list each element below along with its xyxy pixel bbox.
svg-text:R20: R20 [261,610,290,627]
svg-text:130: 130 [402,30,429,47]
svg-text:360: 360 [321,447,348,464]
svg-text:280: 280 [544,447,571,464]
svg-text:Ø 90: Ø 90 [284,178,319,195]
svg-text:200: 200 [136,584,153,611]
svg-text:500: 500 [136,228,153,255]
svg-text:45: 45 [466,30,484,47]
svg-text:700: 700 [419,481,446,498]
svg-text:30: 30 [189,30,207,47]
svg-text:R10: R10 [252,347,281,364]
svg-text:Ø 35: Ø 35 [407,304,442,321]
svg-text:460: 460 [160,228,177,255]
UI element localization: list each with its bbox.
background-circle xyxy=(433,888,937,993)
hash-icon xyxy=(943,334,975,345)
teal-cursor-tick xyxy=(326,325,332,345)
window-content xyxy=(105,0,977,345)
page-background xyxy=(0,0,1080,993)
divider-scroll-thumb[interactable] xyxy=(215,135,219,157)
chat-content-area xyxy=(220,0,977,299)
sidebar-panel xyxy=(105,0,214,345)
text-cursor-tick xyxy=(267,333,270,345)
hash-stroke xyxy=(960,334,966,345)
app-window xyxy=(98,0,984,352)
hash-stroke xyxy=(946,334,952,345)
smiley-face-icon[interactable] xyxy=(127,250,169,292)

◇ ◇ ◇ ◇

What to do: Rewrite all of the material above, swapping each "hash-stroke" for "hash-line" and leaving everything else unchanged.

Task answer:
list each element below along with its xyxy pixel bbox.
svg-text:R20: R20 [261,610,290,627]
svg-text:130: 130 [402,30,429,47]
svg-text:360: 360 [321,447,348,464]
svg-text:280: 280 [544,447,571,464]
svg-text:Ø 90: Ø 90 [284,178,319,195]
svg-text:200: 200 [136,584,153,611]
svg-text:500: 500 [136,228,153,255]
svg-text:45: 45 [466,30,484,47]
svg-text:700: 700 [419,481,446,498]
svg-text:30: 30 [189,30,207,47]
svg-text:R10: R10 [252,347,281,364]
svg-text:Ø 35: Ø 35 [407,304,442,321]
svg-text:460: 460 [160,228,177,255]
UI element localization: list each with its bbox.
background-circle xyxy=(433,888,937,993)
hash-icon xyxy=(943,334,975,345)
teal-cursor-tick xyxy=(326,325,332,345)
window-content xyxy=(105,0,977,345)
page-background xyxy=(0,0,1080,993)
divider-scroll-thumb[interactable] xyxy=(215,135,219,157)
chat-content-area xyxy=(220,0,977,299)
sidebar-panel xyxy=(105,0,214,345)
text-cursor-tick xyxy=(267,333,270,345)
hash-line xyxy=(960,334,966,345)
app-window xyxy=(98,0,984,352)
hash-line xyxy=(946,334,952,345)
smiley-face-icon[interactable] xyxy=(127,250,169,292)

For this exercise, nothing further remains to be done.